=== Data section ===

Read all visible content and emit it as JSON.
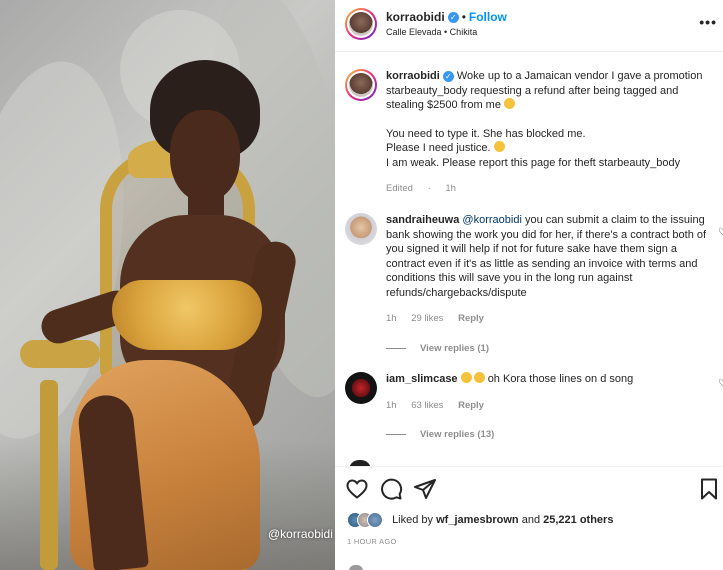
{
  "media": {
    "watermark": "@korraobidi"
  },
  "header": {
    "username": "korraobidi",
    "separator": "•",
    "follow_label": "Follow",
    "location": "Calle Elevada • Chikita",
    "more_icon": "more-horizontal-icon"
  },
  "caption": {
    "username": "korraobidi",
    "line1": "Woke up to a Jamaican vendor I gave a promotion starbeauty_body requesting a refund after being tagged and stealing $2500 from me",
    "line2": "You need to type it. She has blocked me.",
    "line3": "Please I need justice.",
    "line4": "I am weak. Please report this page for theft starbeauty_body",
    "edited": "Edited",
    "dot": "·",
    "time": "1h"
  },
  "comments": [
    {
      "username": "sandraiheuwa",
      "mention": "@korraobidi",
      "text": "you can submit a claim to the issuing bank showing the work you did for her, if there's a contract both of you signed it will help if not for future sake have them sign a contract even if it's as little as sending an invoice with terms and conditions this will save you in the long run against refunds/chargebacks/dispute",
      "time": "1h",
      "likes": "29 likes",
      "reply": "Reply",
      "view_replies": "View replies (1)"
    },
    {
      "username": "iam_slimcase",
      "text": "oh Kora those lines on d song",
      "time": "1h",
      "likes": "63 likes",
      "reply": "Reply",
      "view_replies": "View replies (13)"
    }
  ],
  "actions": {
    "liked_prefix": "Liked by",
    "liked_user": "wf_jamesbrown",
    "liked_and": "and",
    "liked_count": "25,221 others",
    "time_ago": "1 HOUR AGO"
  },
  "colors": {
    "accent": "#0095f6",
    "verified": "#3897f0",
    "muted": "#8e8e8e",
    "text": "#262626"
  }
}
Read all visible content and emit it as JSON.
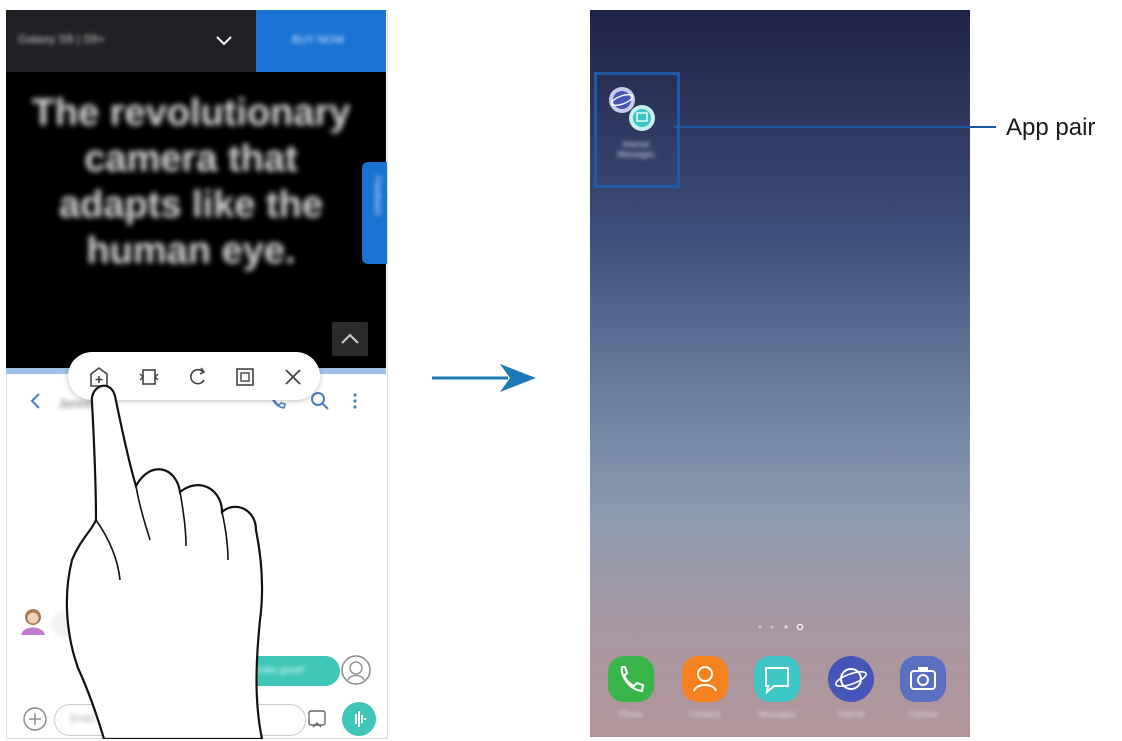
{
  "left_phone": {
    "top_bar": {
      "title": "Galaxy S9 | S9+",
      "button_label": "BUY NOW"
    },
    "video": {
      "headline": "The revolutionary camera that adapts like the human eye."
    },
    "feedback_tab": {
      "label": "Feedback"
    },
    "action_bar": {
      "icons": [
        "add-app-pair-icon",
        "switch-windows-icon",
        "rotate-icon",
        "pop-up-view-icon",
        "close-icon"
      ]
    },
    "conversation": {
      "contact_name": "Jennifer",
      "outgoing_message": "Looks good!",
      "compose_placeholder": "Enter message"
    }
  },
  "right_phone": {
    "app_pair": {
      "label": "Internet\nMessages"
    },
    "callout": "App pair",
    "dock": [
      {
        "label": "Phone",
        "color": "#39b54a",
        "icon": "phone-icon"
      },
      {
        "label": "Contacts",
        "color": "#f5821f",
        "icon": "contacts-icon"
      },
      {
        "label": "Messages",
        "color": "#3ec6c6",
        "icon": "messages-icon"
      },
      {
        "label": "Internet",
        "color": "#4656b8",
        "icon": "internet-icon"
      },
      {
        "label": "Camera",
        "color": "#5a6fc0",
        "icon": "camera-icon"
      }
    ]
  },
  "colors": {
    "highlight_blue": "#1d5aa8",
    "arrow_blue": "#1a79b8",
    "browser_blue": "#1a73d4"
  }
}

===

• Task details
Scan the listing above. Gather each line that contains the word "this".

• Task solution
    "line4": "I am weak. Please report this page for theft starbeauty_body",
      "text": "you can submit a claim to the issuing bank showing the work you did for her, if there's a contract both of you signed it will help if not for future sake have them sign a contract even if it's as little as sending an invoice with terms and conditions this will save you in the long run against refunds/chargebacks/dispute",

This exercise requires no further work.